- [WHAT YOU NEED TO DO]: Filter these entries so that only lines with the word "Pixi" remain.

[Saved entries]

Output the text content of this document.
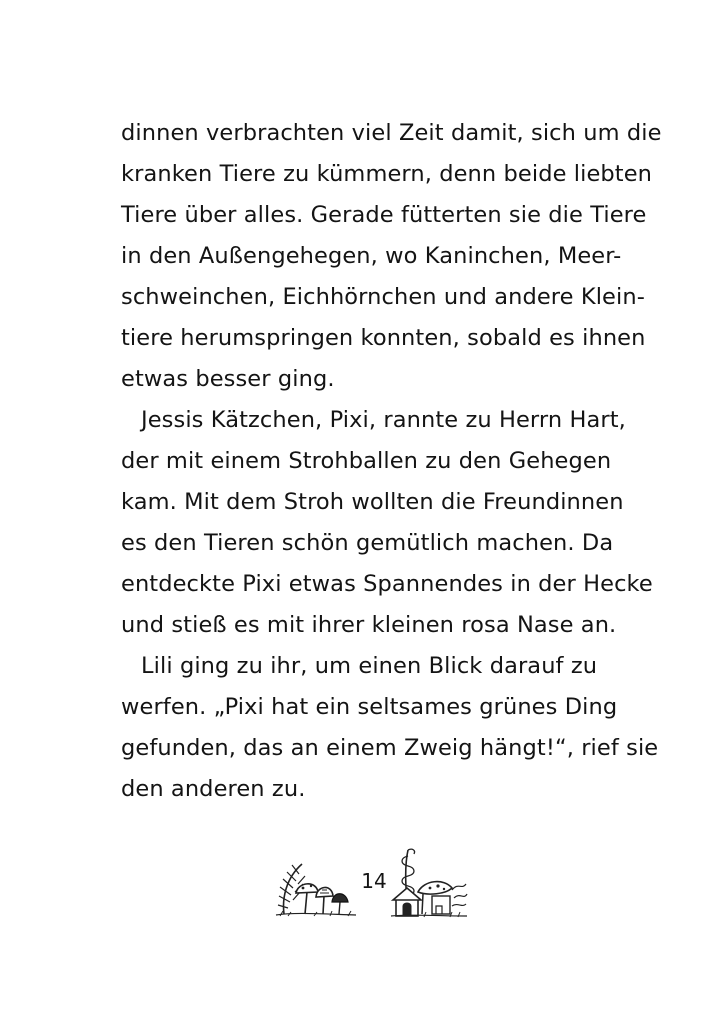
dinnen verbrachten viel Zeit damit, sich um die
kranken Tiere zu kümmern, denn beide liebten
Tiere über alles. Gerade fütterten sie die Tiere
in den Außengehegen, wo Kaninchen, Meer-
schweinchen, Eichhörnchen und andere Klein-
tiere herumspringen konnten, sobald es ihnen
etwas besser ging.
Jessis Kätzchen, Pixi, rannte zu Herrn Hart,
der mit einem Strohballen zu den Gehegen
kam. Mit dem Stroh wollten die Freundinnen
es den Tieren schön gemütlich machen. Da
entdeckte Pixi etwas Spannendes in der Hecke
und stieß es mit ihrer kleinen rosa Nase an.
Lili ging zu ihr, um einen Blick darauf zu
werfen. „Pixi hat ein seltsames grünes Ding
gefunden, das an einem Zweig hängt!“, rief sie
den anderen zu.
14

- [WRITTEN RESPONSE]:
Jessis Kätzchen, Pixi, rannte zu Herrn Hart,
entdeckte Pixi etwas Spannendes in der Hecke
werfen. „Pixi hat ein seltsames grünes Ding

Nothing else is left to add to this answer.